_DATA SHOWN:_

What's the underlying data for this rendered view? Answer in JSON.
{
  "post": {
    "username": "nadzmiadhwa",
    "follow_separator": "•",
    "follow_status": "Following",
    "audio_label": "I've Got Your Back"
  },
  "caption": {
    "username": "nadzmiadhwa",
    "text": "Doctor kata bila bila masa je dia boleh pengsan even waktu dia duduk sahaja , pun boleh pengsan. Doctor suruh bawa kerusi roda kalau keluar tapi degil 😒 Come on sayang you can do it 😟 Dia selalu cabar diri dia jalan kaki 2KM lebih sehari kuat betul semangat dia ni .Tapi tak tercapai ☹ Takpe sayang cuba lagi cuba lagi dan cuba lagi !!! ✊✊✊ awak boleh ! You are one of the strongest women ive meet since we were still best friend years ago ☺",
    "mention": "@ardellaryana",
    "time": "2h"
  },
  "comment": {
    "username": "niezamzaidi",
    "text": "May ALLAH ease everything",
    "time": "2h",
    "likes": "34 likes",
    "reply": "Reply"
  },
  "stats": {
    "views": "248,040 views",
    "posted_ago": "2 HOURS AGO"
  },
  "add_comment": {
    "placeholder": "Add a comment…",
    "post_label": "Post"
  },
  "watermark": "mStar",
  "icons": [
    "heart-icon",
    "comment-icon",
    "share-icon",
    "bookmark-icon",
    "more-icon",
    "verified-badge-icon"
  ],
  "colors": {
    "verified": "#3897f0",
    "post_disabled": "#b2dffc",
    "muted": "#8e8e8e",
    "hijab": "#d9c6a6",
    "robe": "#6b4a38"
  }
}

_PROBLEM TO WORK ON:_
Write an exact transcription of every entry above.

_RESULT:_
What's the underlying data for this rendered view? Answer in JSON.
{
  "post": {
    "username": "nadzmiadhwa",
    "follow_separator": "•",
    "follow_status": "Following",
    "audio_label": "I've Got Your Back"
  },
  "caption": {
    "username": "nadzmiadhwa",
    "text": "Doctor kata bila bila masa je dia boleh pengsan even waktu dia duduk sahaja , pun boleh pengsan. Doctor suruh bawa kerusi roda kalau keluar tapi degil 😒 Come on sayang you can do it 😟 Dia selalu cabar diri dia jalan kaki 2KM lebih sehari kuat betul semangat dia ni .Tapi tak tercapai ☹ Takpe sayang cuba lagi cuba lagi dan cuba lagi !!! ✊✊✊ awak boleh ! You are one of the strongest women ive meet since we were still best friend years ago ☺",
    "mention": "@ardellaryana",
    "time": "2h"
  },
  "comment": {
    "username": "niezamzaidi",
    "text": "May ALLAH ease everything",
    "time": "2h",
    "likes": "34 likes",
    "reply": "Reply"
  },
  "stats": {
    "views": "248,040 views",
    "posted_ago": "2 HOURS AGO"
  },
  "add_comment": {
    "placeholder": "Add a comment…",
    "post_label": "Post"
  },
  "watermark": "mStar",
  "icons": [
    "heart-icon",
    "comment-icon",
    "share-icon",
    "bookmark-icon",
    "more-icon",
    "verified-badge-icon"
  ],
  "colors": {
    "verified": "#3897f0",
    "post_disabled": "#b2dffc",
    "muted": "#8e8e8e",
    "hijab": "#d9c6a6",
    "robe": "#6b4a38"
  }
}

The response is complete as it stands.